Given data:

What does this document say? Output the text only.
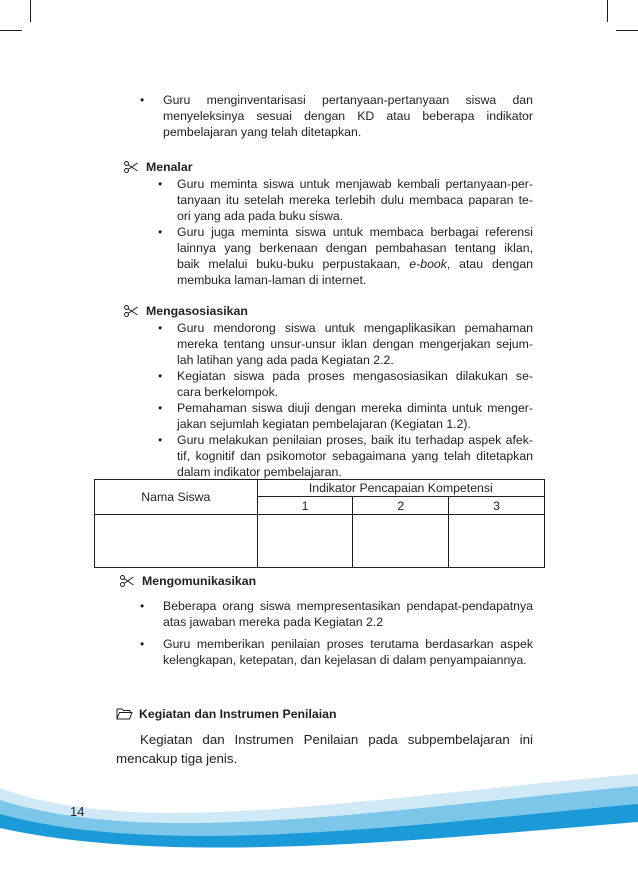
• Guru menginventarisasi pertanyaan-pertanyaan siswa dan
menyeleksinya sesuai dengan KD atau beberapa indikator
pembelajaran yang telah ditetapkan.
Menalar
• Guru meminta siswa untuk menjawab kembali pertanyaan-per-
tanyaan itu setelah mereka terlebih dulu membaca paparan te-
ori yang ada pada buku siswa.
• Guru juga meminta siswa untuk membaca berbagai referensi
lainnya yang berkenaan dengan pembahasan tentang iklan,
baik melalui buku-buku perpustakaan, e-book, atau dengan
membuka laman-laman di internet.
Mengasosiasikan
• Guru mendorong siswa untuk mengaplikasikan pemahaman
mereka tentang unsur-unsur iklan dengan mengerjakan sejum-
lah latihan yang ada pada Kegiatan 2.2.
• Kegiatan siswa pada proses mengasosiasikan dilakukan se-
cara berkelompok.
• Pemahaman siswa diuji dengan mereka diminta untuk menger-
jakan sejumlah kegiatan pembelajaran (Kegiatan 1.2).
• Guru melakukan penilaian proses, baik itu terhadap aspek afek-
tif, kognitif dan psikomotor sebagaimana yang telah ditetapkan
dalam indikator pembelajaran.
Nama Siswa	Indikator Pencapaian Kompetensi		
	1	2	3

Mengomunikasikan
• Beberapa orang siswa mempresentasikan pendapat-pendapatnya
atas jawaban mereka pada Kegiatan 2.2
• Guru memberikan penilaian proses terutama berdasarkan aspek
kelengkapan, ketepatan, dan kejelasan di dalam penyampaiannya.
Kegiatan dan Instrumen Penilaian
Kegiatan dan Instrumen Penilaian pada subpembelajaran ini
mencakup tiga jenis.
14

==

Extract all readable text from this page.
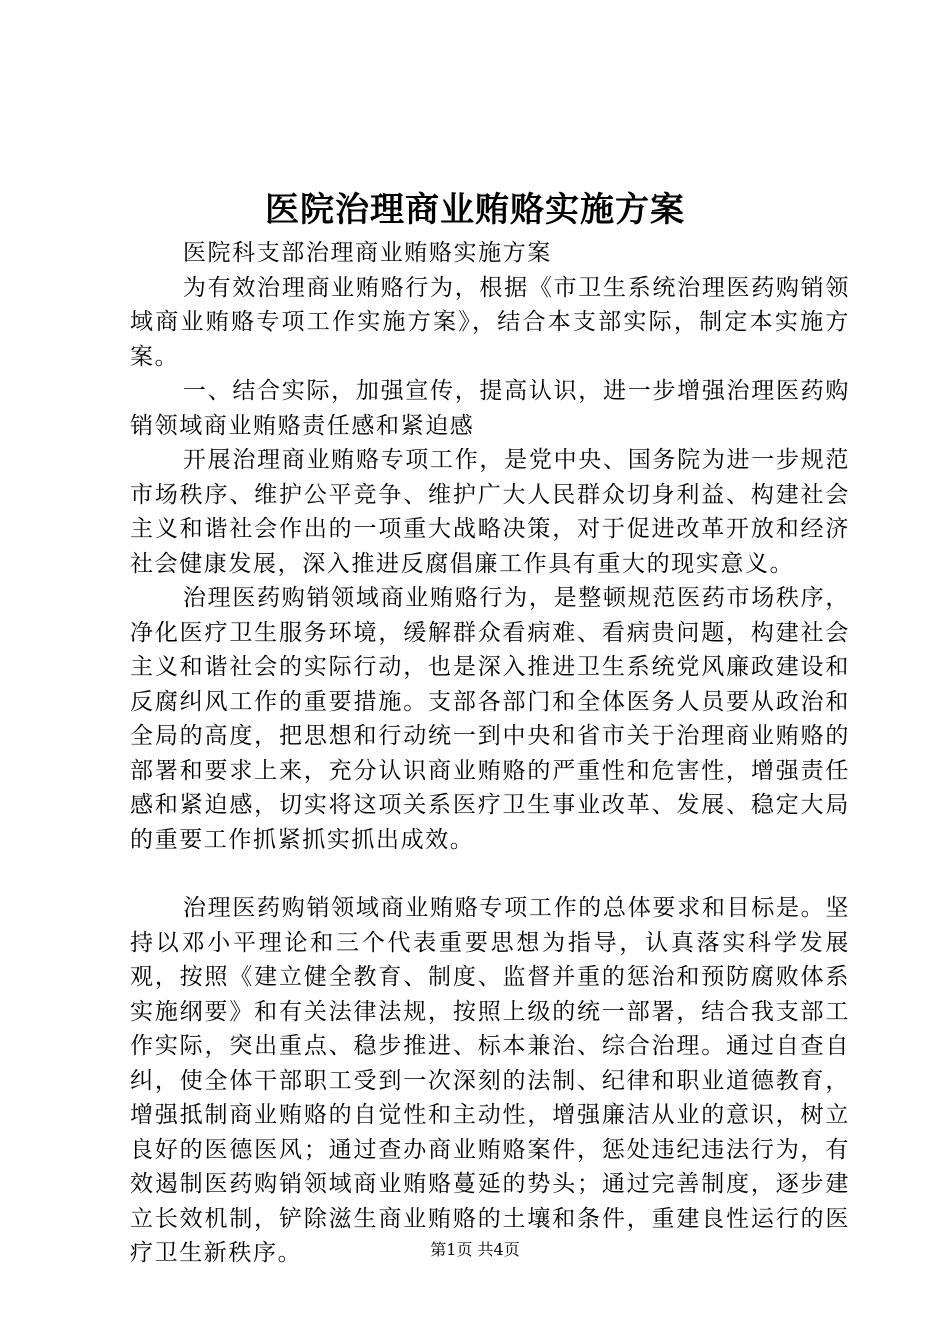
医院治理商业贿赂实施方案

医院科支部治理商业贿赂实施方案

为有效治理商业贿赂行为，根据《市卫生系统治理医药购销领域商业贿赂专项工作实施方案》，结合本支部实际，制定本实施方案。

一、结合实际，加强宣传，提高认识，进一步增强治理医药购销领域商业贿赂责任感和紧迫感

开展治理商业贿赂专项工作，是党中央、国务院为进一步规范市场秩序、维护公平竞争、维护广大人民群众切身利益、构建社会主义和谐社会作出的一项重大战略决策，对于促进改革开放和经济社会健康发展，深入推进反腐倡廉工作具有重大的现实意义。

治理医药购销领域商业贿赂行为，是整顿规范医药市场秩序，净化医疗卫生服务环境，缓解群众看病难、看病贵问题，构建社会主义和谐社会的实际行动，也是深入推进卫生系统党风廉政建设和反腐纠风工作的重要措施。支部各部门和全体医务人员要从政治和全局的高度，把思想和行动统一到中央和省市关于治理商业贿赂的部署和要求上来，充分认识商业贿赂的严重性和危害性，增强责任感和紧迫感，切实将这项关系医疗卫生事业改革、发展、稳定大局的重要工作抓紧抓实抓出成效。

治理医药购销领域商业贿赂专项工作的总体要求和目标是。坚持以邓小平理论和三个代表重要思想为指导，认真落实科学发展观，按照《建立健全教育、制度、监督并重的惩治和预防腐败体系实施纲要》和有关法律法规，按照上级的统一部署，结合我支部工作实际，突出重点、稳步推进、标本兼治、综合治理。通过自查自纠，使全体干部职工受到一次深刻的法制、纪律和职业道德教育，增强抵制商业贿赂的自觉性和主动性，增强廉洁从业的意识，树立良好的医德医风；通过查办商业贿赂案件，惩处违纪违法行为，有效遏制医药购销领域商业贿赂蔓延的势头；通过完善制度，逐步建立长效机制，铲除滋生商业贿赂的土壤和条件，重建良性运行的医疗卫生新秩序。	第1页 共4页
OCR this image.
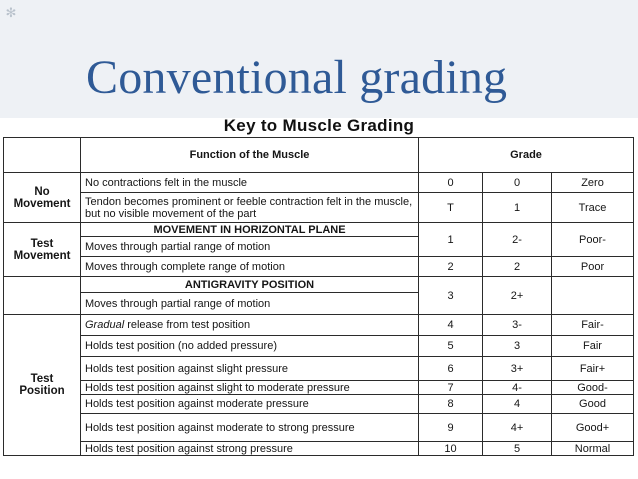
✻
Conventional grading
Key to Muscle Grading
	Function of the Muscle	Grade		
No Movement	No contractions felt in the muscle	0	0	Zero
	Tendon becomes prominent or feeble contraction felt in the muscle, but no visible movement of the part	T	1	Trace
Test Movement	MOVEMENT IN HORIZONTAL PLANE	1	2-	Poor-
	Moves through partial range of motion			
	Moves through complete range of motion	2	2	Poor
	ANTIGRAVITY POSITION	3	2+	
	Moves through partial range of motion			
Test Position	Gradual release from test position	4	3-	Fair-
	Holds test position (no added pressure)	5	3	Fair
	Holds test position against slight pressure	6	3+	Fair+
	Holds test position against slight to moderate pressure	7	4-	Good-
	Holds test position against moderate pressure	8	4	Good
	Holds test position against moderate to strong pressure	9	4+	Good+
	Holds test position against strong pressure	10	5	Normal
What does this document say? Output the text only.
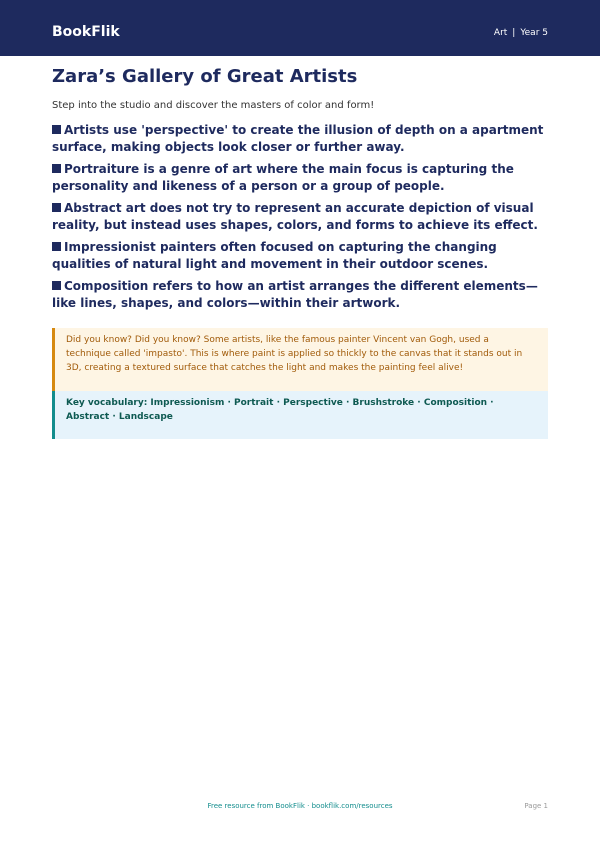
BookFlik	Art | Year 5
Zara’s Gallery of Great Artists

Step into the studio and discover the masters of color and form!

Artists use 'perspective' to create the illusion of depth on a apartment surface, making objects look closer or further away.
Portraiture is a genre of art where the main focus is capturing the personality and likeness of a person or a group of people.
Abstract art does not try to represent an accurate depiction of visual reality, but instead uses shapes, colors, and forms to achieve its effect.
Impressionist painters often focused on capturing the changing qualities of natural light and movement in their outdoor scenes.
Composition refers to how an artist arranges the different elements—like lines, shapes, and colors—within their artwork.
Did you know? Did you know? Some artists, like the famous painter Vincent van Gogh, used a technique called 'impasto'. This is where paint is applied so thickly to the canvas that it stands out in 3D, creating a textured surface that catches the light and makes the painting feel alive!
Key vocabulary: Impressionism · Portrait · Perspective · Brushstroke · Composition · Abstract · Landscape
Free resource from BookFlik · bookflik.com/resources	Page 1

Task: In the entries above, find every line holding the word "from" and copy it out.

Answer to this problem:
Extract all readable text from this page.
Test Position	Gradual release from test position	4	3-	Fair-
Free resource from BookFlik · bookflik.com/resources	Page 1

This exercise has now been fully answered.